▸ **SET PROBLEM**
Sort through the entries below and pull out lines containing the word "Mississippi".
═════ DATA LINES
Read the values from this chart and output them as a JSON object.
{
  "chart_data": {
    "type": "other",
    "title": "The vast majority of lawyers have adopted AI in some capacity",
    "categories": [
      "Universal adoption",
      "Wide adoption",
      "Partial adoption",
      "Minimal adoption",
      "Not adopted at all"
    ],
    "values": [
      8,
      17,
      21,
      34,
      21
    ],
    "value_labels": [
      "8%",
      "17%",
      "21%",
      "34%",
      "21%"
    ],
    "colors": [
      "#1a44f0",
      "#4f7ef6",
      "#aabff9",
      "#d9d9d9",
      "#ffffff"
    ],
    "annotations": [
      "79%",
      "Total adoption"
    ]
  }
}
══════════
═════ DATA LINES
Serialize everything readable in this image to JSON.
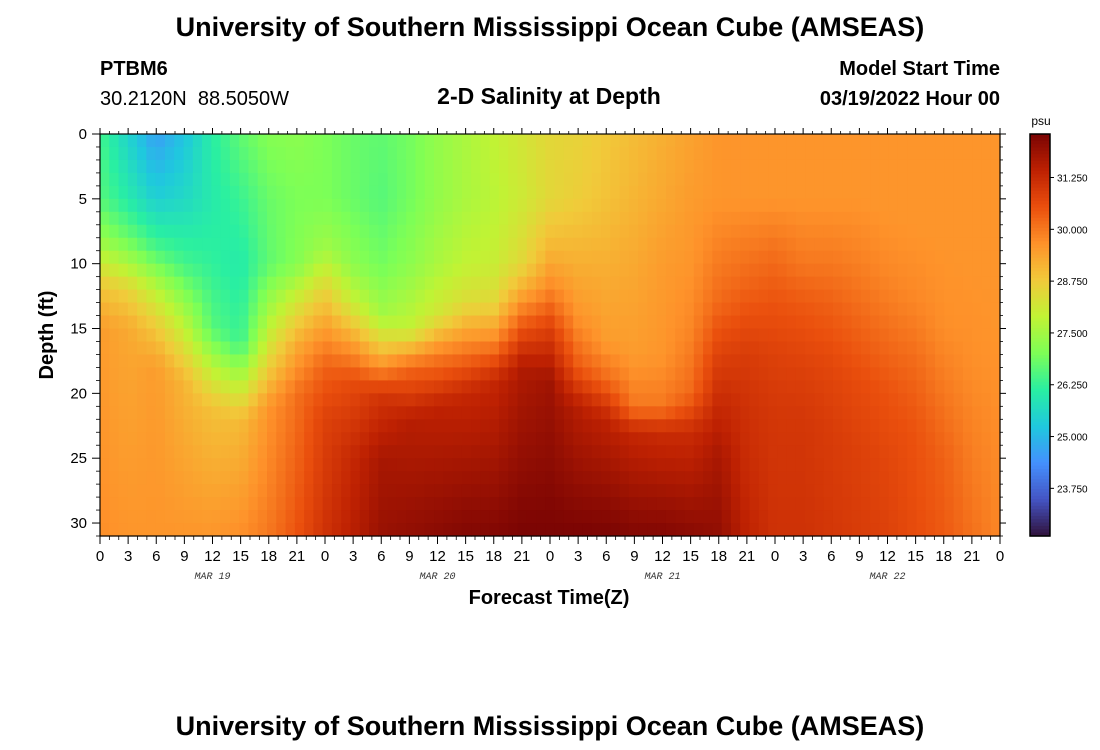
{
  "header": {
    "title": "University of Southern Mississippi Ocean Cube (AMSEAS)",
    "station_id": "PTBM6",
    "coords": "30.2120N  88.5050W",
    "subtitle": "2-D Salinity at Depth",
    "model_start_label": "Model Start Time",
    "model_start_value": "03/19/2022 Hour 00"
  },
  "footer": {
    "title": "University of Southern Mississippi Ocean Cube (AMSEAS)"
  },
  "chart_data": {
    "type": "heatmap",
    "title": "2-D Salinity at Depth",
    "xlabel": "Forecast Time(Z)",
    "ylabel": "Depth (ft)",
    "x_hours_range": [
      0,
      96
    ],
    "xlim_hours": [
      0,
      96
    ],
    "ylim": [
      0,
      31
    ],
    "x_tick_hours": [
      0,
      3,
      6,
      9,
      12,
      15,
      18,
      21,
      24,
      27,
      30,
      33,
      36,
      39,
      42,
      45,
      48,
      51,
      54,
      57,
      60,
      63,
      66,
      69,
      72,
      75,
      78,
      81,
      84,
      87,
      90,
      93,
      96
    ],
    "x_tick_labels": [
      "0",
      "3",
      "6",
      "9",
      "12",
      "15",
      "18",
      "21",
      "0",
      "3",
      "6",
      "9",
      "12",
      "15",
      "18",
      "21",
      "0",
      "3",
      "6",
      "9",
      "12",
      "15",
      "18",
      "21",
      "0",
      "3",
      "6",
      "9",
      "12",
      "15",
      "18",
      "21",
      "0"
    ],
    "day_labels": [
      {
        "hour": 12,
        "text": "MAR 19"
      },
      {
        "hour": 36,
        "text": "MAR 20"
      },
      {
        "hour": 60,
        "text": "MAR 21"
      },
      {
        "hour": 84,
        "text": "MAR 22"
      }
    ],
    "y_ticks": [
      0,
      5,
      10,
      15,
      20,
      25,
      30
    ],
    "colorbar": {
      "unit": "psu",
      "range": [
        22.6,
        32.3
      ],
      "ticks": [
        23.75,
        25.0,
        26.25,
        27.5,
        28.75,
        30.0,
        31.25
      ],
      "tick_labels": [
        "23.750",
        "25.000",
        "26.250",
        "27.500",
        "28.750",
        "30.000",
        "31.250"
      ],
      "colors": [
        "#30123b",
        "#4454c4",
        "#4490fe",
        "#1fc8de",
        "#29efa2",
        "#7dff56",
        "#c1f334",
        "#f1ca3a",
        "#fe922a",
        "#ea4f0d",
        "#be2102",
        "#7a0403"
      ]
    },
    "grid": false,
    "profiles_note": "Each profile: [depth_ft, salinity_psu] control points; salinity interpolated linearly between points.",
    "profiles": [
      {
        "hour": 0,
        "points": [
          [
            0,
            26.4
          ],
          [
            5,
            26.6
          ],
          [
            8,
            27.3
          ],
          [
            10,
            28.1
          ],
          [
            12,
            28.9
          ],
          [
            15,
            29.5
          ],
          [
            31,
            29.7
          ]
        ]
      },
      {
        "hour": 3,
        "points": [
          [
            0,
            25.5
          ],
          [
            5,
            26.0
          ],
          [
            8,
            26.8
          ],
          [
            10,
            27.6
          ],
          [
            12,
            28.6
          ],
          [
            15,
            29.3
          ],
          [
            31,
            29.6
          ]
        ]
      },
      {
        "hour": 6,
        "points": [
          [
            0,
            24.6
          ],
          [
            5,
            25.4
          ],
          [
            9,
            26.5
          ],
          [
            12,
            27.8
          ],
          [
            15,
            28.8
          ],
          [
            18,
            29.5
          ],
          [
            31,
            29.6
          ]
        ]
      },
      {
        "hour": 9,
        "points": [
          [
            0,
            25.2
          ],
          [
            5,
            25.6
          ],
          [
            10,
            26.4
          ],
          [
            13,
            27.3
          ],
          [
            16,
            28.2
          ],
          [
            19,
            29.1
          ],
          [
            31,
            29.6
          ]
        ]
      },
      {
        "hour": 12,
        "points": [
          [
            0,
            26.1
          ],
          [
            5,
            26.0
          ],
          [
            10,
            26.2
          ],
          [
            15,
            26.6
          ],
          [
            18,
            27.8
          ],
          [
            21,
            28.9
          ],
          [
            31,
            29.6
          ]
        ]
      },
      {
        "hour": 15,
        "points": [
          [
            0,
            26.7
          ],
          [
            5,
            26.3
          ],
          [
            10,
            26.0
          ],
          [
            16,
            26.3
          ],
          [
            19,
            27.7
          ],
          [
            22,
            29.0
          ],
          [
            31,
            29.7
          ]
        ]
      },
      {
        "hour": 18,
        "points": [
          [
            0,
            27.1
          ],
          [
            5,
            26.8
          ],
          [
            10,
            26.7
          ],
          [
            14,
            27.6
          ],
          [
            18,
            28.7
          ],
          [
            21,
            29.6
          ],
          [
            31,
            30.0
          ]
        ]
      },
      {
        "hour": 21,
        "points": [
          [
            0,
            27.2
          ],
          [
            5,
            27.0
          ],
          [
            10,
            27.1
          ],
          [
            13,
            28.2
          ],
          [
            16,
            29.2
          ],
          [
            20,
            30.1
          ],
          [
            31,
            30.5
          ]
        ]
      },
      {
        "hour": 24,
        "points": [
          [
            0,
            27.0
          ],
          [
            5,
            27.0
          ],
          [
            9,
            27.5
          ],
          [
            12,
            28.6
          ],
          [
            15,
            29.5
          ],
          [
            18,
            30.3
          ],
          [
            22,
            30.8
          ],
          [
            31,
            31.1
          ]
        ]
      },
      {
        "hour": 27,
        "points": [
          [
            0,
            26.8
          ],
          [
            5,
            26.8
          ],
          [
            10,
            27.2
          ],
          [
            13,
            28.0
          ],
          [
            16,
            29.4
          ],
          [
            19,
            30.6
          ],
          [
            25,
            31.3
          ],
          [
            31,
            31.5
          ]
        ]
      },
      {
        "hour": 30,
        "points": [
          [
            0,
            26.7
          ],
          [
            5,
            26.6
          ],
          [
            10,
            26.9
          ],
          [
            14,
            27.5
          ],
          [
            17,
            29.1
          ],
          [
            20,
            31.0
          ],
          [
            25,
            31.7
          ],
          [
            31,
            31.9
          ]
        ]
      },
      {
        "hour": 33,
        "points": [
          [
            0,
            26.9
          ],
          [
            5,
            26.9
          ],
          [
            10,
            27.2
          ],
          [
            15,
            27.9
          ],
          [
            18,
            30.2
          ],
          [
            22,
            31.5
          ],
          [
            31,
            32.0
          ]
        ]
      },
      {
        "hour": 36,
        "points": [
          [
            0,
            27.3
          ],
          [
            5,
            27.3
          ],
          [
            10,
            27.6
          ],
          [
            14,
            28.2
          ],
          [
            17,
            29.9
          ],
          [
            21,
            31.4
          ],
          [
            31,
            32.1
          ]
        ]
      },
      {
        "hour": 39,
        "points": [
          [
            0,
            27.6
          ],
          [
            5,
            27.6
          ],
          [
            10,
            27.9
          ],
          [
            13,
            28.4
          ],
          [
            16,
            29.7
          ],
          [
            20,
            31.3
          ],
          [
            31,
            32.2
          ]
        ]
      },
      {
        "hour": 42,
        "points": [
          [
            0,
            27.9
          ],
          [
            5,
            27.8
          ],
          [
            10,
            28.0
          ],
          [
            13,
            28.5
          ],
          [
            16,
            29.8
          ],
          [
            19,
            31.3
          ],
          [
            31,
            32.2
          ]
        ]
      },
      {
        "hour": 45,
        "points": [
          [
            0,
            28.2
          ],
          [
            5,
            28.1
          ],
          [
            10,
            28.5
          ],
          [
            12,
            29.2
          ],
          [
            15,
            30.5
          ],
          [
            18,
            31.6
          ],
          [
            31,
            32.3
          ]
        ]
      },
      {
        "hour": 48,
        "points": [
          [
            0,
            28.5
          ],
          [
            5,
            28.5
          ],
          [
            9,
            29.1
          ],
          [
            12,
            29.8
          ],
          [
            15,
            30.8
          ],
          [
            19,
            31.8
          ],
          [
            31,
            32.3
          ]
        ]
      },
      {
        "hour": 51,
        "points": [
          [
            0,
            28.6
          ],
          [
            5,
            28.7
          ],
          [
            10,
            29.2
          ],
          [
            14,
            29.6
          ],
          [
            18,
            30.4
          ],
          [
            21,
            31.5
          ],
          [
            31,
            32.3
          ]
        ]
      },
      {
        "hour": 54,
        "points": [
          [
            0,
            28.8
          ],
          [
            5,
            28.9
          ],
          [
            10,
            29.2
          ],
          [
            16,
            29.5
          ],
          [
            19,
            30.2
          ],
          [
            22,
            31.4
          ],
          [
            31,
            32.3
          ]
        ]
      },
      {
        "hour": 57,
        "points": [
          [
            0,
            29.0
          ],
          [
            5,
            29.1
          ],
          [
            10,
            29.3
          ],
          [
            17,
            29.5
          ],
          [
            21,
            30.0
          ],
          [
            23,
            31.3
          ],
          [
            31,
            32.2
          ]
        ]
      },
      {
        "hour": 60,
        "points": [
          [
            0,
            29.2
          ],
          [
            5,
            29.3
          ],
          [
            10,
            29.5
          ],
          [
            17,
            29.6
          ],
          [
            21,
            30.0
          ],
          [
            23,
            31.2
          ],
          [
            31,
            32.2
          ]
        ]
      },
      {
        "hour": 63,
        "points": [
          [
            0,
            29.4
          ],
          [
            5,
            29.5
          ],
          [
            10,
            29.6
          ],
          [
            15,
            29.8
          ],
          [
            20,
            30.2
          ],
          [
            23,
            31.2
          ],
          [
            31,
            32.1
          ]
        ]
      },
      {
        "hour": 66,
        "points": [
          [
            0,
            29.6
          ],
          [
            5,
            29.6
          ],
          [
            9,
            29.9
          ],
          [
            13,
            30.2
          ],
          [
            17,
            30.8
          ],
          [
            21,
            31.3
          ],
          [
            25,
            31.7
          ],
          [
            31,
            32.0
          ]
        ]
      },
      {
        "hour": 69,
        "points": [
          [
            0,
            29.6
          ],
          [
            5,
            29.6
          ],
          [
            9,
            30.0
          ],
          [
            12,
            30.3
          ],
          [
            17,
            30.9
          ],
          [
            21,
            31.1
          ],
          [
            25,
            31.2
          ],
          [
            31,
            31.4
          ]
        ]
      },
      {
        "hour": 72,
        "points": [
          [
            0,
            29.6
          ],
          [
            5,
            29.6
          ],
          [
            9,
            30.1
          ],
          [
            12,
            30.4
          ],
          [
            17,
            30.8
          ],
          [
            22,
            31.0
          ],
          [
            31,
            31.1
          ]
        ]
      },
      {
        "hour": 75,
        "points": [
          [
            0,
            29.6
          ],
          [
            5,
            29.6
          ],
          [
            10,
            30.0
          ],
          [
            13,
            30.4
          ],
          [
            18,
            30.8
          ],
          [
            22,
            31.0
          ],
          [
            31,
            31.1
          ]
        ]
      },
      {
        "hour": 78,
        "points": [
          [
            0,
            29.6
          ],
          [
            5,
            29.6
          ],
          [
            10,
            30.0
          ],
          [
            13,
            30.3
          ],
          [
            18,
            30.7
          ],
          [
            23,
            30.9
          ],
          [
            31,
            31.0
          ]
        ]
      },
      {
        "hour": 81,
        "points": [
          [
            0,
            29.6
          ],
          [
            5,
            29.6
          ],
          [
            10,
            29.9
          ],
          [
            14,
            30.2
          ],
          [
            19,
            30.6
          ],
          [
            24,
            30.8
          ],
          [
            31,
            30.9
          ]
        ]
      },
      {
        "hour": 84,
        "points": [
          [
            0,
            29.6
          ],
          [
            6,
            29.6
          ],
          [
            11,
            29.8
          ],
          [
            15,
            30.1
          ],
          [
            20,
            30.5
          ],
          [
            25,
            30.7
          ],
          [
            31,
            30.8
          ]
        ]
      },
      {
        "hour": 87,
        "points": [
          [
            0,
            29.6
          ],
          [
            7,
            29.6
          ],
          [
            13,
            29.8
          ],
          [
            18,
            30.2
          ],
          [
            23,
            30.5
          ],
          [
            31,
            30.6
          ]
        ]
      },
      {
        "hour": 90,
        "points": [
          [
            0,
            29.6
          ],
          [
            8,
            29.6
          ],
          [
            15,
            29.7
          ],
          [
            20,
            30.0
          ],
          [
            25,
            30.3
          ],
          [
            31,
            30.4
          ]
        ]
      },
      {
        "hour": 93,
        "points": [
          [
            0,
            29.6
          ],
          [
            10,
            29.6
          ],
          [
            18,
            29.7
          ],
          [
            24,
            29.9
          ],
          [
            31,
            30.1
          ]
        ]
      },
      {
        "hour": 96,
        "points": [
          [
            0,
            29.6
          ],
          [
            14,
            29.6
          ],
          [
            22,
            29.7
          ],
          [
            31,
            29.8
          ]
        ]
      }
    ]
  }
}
══════════
▸ **SOLVED EXERCISE**
    "title": "University of Southern Mississippi Ocean Cube (AMSEAS)",
    "title": "University of Southern Mississippi Ocean Cube (AMSEAS)"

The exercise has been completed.